Given data =
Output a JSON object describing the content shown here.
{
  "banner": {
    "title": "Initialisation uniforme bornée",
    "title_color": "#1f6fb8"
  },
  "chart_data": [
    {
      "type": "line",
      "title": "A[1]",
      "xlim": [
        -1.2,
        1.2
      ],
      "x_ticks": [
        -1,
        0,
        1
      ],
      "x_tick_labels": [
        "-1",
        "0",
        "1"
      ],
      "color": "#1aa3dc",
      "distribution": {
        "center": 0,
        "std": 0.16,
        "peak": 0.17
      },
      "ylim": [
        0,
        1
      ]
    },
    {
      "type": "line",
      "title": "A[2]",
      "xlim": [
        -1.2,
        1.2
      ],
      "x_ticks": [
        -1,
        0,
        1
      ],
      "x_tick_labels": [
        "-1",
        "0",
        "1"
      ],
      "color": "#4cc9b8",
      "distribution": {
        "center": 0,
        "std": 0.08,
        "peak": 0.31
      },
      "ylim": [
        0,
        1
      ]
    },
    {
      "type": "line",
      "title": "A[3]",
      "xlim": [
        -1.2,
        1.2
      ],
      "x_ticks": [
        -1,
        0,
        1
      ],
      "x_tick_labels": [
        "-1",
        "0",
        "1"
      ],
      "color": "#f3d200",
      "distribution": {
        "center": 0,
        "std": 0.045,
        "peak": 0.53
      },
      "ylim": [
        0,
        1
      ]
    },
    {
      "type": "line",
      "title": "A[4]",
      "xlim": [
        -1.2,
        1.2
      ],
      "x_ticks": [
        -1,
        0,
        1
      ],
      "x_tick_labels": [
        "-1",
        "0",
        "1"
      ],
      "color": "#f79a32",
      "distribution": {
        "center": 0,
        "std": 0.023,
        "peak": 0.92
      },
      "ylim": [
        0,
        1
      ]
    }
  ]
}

Your instructions = Type out the material again exactly as presented.

Answer for this exercise =
Output a JSON object describing the content shown here.
{
  "banner": {
    "title": "Initialisation uniforme bornée",
    "title_color": "#1f6fb8"
  },
  "chart_data": [
    {
      "type": "line",
      "title": "A[1]",
      "xlim": [
        -1.2,
        1.2
      ],
      "x_ticks": [
        -1,
        0,
        1
      ],
      "x_tick_labels": [
        "-1",
        "0",
        "1"
      ],
      "color": "#1aa3dc",
      "distribution": {
        "center": 0,
        "std": 0.16,
        "peak": 0.17
      },
      "ylim": [
        0,
        1
      ]
    },
    {
      "type": "line",
      "title": "A[2]",
      "xlim": [
        -1.2,
        1.2
      ],
      "x_ticks": [
        -1,
        0,
        1
      ],
      "x_tick_labels": [
        "-1",
        "0",
        "1"
      ],
      "color": "#4cc9b8",
      "distribution": {
        "center": 0,
        "std": 0.08,
        "peak": 0.31
      },
      "ylim": [
        0,
        1
      ]
    },
    {
      "type": "line",
      "title": "A[3]",
      "xlim": [
        -1.2,
        1.2
      ],
      "x_ticks": [
        -1,
        0,
        1
      ],
      "x_tick_labels": [
        "-1",
        "0",
        "1"
      ],
      "color": "#f3d200",
      "distribution": {
        "center": 0,
        "std": 0.045,
        "peak": 0.53
      },
      "ylim": [
        0,
        1
      ]
    },
    {
      "type": "line",
      "title": "A[4]",
      "xlim": [
        -1.2,
        1.2
      ],
      "x_ticks": [
        -1,
        0,
        1
      ],
      "x_tick_labels": [
        "-1",
        "0",
        "1"
      ],
      "color": "#f79a32",
      "distribution": {
        "center": 0,
        "std": 0.023,
        "peak": 0.92
      },
      "ylim": [
        0,
        1
      ]
    }
  ]
}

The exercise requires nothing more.